◆ OBJECTIVES
#1 In the abstract on particle–core couplings in nuclei, at which facilities were the experimental campaigns carried out?
#2 Return everything in the abstract on particle–core couplings from "Dr Simone Bottoni" down to "and shell evolution.", copied without any change.

Start of TEXT PASSAGE

Dr Simone Bottoni (University of Milano and INFN)


The couplings between single-particle/hole degrees of freedom and collective and non-collective excitations are of primary importance in nuclear physics, as they are responsible for many phenomena observed in atomic nuclei, from the damping of giant resonances, to the quenching of spectroscopic factors and the anharmonicity of vibrational spectra [1].
While such properties have been investigated in the past in a limited number of stable nuclei, it is still under discussion whether neutron rich, exotic nuclei display similar features and how couplings with core excitations are influenced by the proton-to-neutron ratio and shell evolution.
To answer these questions, we present recent experimental results in the medium-heavy mass regions around the doubly-magic, neutron-rich $^{48}$Ca and $^{132}$Sn nuclei. In particular, we discuss new spectroscopic information on the $^{47}$Ca, $^{49}$Ca, $^{133}$Sb and $^{131}$Sn isotopes, obtained in different experimental campaigns, at ILL (France) and LNL (Italy), by using large $\gamma$-ray setups based on HpGe Detectors.

End of TEXT PASSAGE
Start of PROVIDED MATERIAL

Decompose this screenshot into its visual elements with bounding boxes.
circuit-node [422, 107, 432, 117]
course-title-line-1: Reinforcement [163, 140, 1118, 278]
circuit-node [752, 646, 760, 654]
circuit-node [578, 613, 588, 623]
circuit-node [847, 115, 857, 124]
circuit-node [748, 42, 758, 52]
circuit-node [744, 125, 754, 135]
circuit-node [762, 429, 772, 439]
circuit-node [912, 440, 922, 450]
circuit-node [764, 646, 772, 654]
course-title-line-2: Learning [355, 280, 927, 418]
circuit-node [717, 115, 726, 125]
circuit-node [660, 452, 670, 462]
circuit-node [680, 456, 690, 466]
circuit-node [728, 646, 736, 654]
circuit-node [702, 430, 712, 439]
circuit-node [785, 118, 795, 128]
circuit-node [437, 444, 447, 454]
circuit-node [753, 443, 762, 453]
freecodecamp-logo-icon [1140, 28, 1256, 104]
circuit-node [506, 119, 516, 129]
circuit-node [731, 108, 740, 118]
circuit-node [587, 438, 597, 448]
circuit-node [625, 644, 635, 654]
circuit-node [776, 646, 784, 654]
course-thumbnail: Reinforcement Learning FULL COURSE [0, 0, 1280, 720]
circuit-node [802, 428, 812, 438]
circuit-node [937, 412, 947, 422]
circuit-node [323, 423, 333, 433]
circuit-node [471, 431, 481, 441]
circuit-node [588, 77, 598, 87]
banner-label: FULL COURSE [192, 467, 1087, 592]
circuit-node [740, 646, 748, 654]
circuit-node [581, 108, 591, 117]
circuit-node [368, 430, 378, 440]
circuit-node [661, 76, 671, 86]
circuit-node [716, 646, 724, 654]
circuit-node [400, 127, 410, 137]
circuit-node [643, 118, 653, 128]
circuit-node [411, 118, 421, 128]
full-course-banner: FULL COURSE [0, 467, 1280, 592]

End of PROVIDED MATERIAL

◆ TASK RESPONSES
#1 ILL (France) and LNL (Italy).

#2
Dr Simone Bottoni (University of Milano and INFN)


The couplings between single-particle/hole degrees of freedom and collective and non-collective excitations are of primary importance in nuclear physics, as they are responsible for many phenomena observed in atomic nuclei, from the damping of giant resonances, to the quenching of spectroscopic factors and the anharmonicity of vibrational spectra [1].
While such properties have been investigated in the past in a limited number of stable nuclei, it is still under discussion whether neutron rich, exotic nuclei display similar features and how couplings with core excitations are influenced by the proton-to-neutron ratio and shell evolution.